== Quoted text ==
★ ★ ★ ★

It does Perkins little good; the district court had found that his
evidence didn't establish actual innocence, and instead of affirming the 6th
Circuit, the Court vacated and remanded the case back for consideration of the
District Court's decision, indicating the unlikelihood of any basis for the 6th
Circuit to vacate that. And to give you
a more complete idea of the futility of habeas since passage of the AEDPA --
the rate of success in non-capital cases hover in the low single digits --
actual innocence isn't enough: you've
still got to prove some constitutional violation.
Thaler deals with the
ability of defendants to present claims in habeas of ineffective assistance of
trial counsel. That poses some
implications for Ohio law, so I'll deal with that separately on Wednesday.

★ ★ ★ ★

== Data rows ==
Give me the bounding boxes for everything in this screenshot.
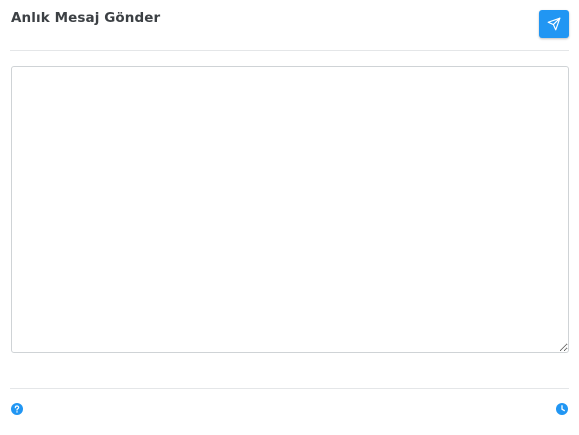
clock-icon[interactable] bbox=[556, 403, 568, 415]
send-icon bbox=[547, 17, 561, 31]
page-title: Anlık Mesaj Gönder bbox=[11, 10, 161, 26]
footer-divider bbox=[10, 388, 569, 389]
message-textarea[interactable] bbox=[11, 66, 569, 353]
help-icon[interactable] bbox=[11, 403, 23, 415]
panel-header: Anlık Mesaj Gönder bbox=[0, 0, 579, 50]
instant-message-panel: Anlık Mesaj Gönder bbox=[0, 0, 579, 435]
header-divider bbox=[10, 50, 569, 51]
send-button[interactable] bbox=[539, 10, 569, 38]
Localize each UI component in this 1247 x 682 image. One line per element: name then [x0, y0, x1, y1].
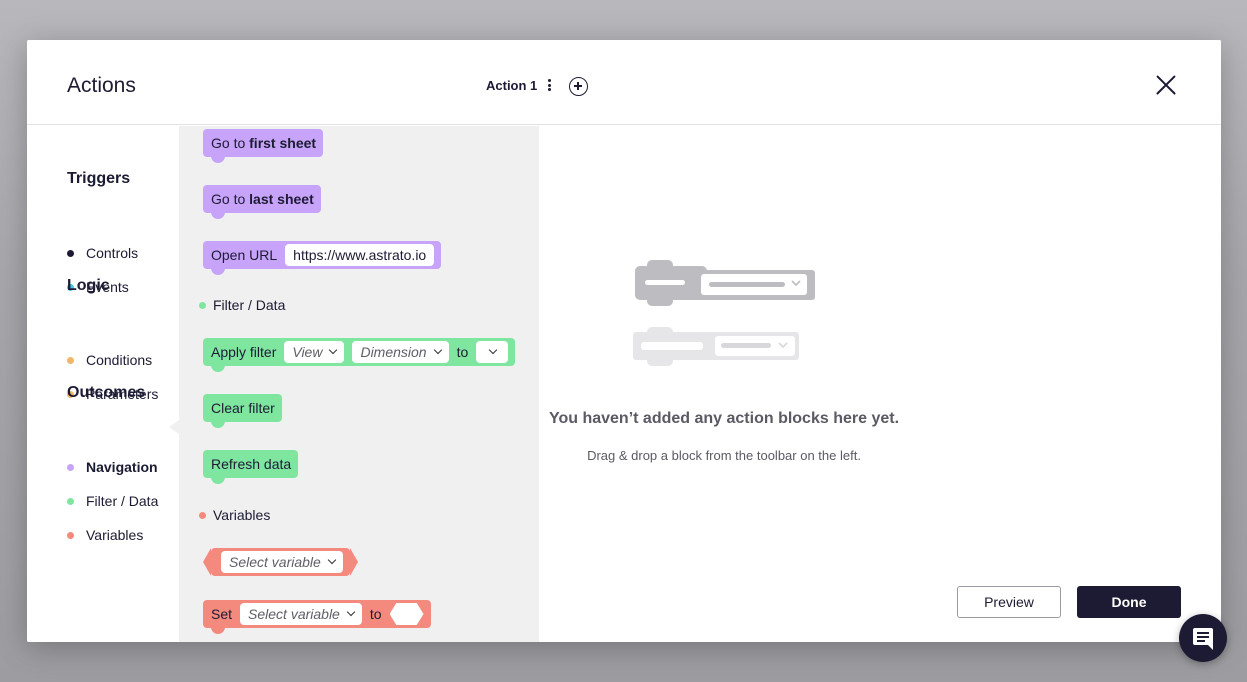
- block-open-url[interactable]: Open URL https://www.astrato.io: [203, 241, 442, 275]
- sidebar-heading-triggers: Triggers: [67, 170, 131, 187]
- block-toolbox: Go to first sheet Go to last sheet Open …: [179, 126, 539, 642]
- block-go-first-sheet[interactable]: Go to first sheet: [203, 129, 324, 163]
- block-connector-icon: [211, 156, 225, 163]
- chevron-down-icon: [346, 607, 356, 617]
- block-connector-icon: [211, 268, 225, 275]
- select-variable-label: Select variable: [229, 554, 321, 570]
- block-refresh-data-label: Refresh data: [211, 456, 292, 472]
- sidebar-item-variables[interactable]: Variables: [67, 527, 143, 543]
- sidebar-item-label: Conditions: [86, 352, 153, 368]
- block-go-last-target: last sheet: [249, 191, 314, 207]
- set-variable-placeholder: Select variable: [248, 606, 340, 622]
- sidebar-heading-logic: Logic: [67, 277, 110, 294]
- chevron-down-icon: [489, 345, 498, 355]
- block-apply-filter-label: Apply filter: [211, 344, 277, 360]
- block-connector-icon: [211, 627, 225, 634]
- block-variable-value[interactable]: Select variable: [203, 548, 358, 576]
- block-connector-icon: [211, 365, 225, 372]
- actions-modal: Actions Action 1 Triggers Controls Event…: [27, 40, 1221, 642]
- block-clear-filter-label: Clear filter: [211, 400, 275, 416]
- hex-edge-icon: [203, 548, 211, 576]
- filter-dot-icon: [67, 497, 74, 505]
- select-variable-dropdown[interactable]: Select variable: [221, 551, 343, 573]
- sidebar-item-conditions[interactable]: Conditions: [67, 352, 152, 368]
- block-connector-icon: [211, 421, 225, 428]
- preview-button[interactable]: Preview: [957, 586, 1061, 618]
- chevron-down-icon: [433, 345, 442, 355]
- sidebar-heading-outcomes: Outcomes: [67, 384, 146, 401]
- sidebar-item-filter-data[interactable]: Filter / Data: [67, 493, 158, 509]
- chat-icon: [1193, 628, 1213, 650]
- block-go-first-target: first sheet: [249, 135, 317, 151]
- block-apply-filter[interactable]: Apply filter View Dimension to: [203, 338, 516, 372]
- action-canvas[interactable]: You haven’t added any action blocks here…: [539, 126, 1221, 642]
- block-open-url-label: Open URL: [211, 247, 278, 263]
- value-dropdown[interactable]: [476, 341, 509, 363]
- close-icon[interactable]: [1155, 74, 1177, 96]
- view-dropdown-label: View: [292, 344, 323, 360]
- section-label: Variables: [213, 507, 271, 523]
- block-set-variable[interactable]: Set Select variable to: [203, 600, 431, 634]
- category-sidebar: Triggers Controls Events Logic Condition…: [27, 126, 179, 642]
- sidebar-item-navigation[interactable]: Navigation: [67, 459, 158, 475]
- dimension-dropdown[interactable]: Dimension: [352, 341, 449, 363]
- block-go-last-prefix: Go to: [211, 191, 250, 207]
- modal-header: Actions Action 1: [27, 40, 1221, 125]
- to-label: to: [369, 606, 382, 622]
- sidebar-item-label: Filter / Data: [86, 493, 159, 509]
- hex-edge-icon: [349, 548, 358, 576]
- active-pointer-icon: [169, 420, 179, 434]
- sidebar-item-label: Variables: [86, 527, 144, 543]
- chat-button[interactable]: [1179, 614, 1227, 662]
- chevron-down-icon: [329, 345, 338, 355]
- variables-section-dot-icon: [199, 511, 206, 519]
- sidebar-item-label: Navigation: [86, 459, 158, 475]
- empty-blocks-illustration-icon: [633, 260, 815, 366]
- block-connector-icon: [211, 212, 225, 219]
- block-connector-icon: [211, 477, 225, 484]
- block-go-first-prefix: Go to: [211, 135, 250, 151]
- empty-state-title: You haven’t added any action blocks here…: [548, 410, 900, 427]
- modal-title: Actions: [67, 74, 136, 97]
- section-variables: Variables: [199, 507, 270, 523]
- done-button[interactable]: Done: [1077, 586, 1181, 618]
- block-refresh-data[interactable]: Refresh data: [203, 450, 299, 484]
- add-action-icon[interactable]: [569, 77, 588, 96]
- variables-dot-icon: [67, 531, 74, 539]
- section-label: Filter / Data: [213, 297, 286, 313]
- dimension-dropdown-label: Dimension: [360, 344, 427, 360]
- block-go-last-sheet[interactable]: Go to last sheet: [203, 185, 321, 219]
- chevron-down-icon: [327, 555, 337, 565]
- sidebar-item-label: Controls: [86, 245, 139, 261]
- set-variable-dropdown[interactable]: Select variable: [240, 603, 362, 625]
- sidebar-item-controls[interactable]: Controls: [67, 245, 138, 261]
- block-set-label: Set: [211, 606, 233, 622]
- navigation-dot-icon: [67, 463, 74, 471]
- section-filter-data: Filter / Data: [199, 297, 285, 313]
- url-field[interactable]: https://www.astrato.io: [285, 244, 435, 266]
- tab-action-1[interactable]: Action 1: [486, 78, 537, 93]
- to-label: to: [456, 344, 469, 360]
- view-dropdown[interactable]: View: [284, 341, 345, 363]
- more-options-icon[interactable]: [545, 78, 553, 94]
- conditions-dot-icon: [67, 356, 74, 364]
- value-input[interactable]: [389, 603, 424, 625]
- filter-section-dot-icon: [199, 301, 206, 309]
- controls-dot-icon: [67, 249, 74, 257]
- empty-state-subtitle: Drag & drop a block from the toolbar on …: [587, 448, 861, 463]
- block-clear-filter[interactable]: Clear filter: [203, 394, 282, 428]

★ ★ ★ ★

== Written request 1 ==
Check each statement against the passage on habeas corpus and mark it yes or no, quoting the words of the passage that decide it. (a) The Court affirmed the 6th Circuit in the Perkins case. (b) Actual innocence by itself is enough to win habeas relief. (c) The writer will take up the Ohio implications of Thaler on Wednesday.
== Written request 2 ==
Go on with the passage on habeas corpus, starting after its last sentence.

== Final answer 1 ==
(a) No: "instead of affirming the 6th Circuit, the Court vacated and remanded the case back for consideration of the District Court's decision"
(b) No: "actual innocence isn't enough: you've still got to prove some constitutional violation"
(c) Yes: "That poses some implications for Ohio law, so I'll deal with that separately on Wednesday."

== Final answer 2 ==
The Ohio Supreme Court finally came down with a couple of
decisions, both unanimous. In Dunbar
v. State, the court rejected Dunbar's claim for compensation under the wrongful
imprisonment statute. That statute prohibits
compensation to someone who has "pled guilty" to the offense, for obvious
reasons, but the circumstances in Dunbar's case were unusual: he'd initially pled guilty to a lesser
charge, but the 8th District vacated the plea because the judge had given
Dunbar two years in prison after promising him probation at the plea
hearing. On the remand, Dunbar went to
trial and was convicted, but that was vacated on appeal, too, for insufficient
evidence. In affirming Dunbar's award,
the 8th had held that his initial plea was void. The Supreme Court holds that the plea was
merely voidable, not void, since "void" proceedings are limited to where the
trial court entirely lacks subject matter jurisdiction. (The discerning reader will note that this
conflicts with the entirety of the case law on post-release controls, but that's
another story.) Just because the plea
was vacated doesn't mean it never existed, and Dunbar gets no money.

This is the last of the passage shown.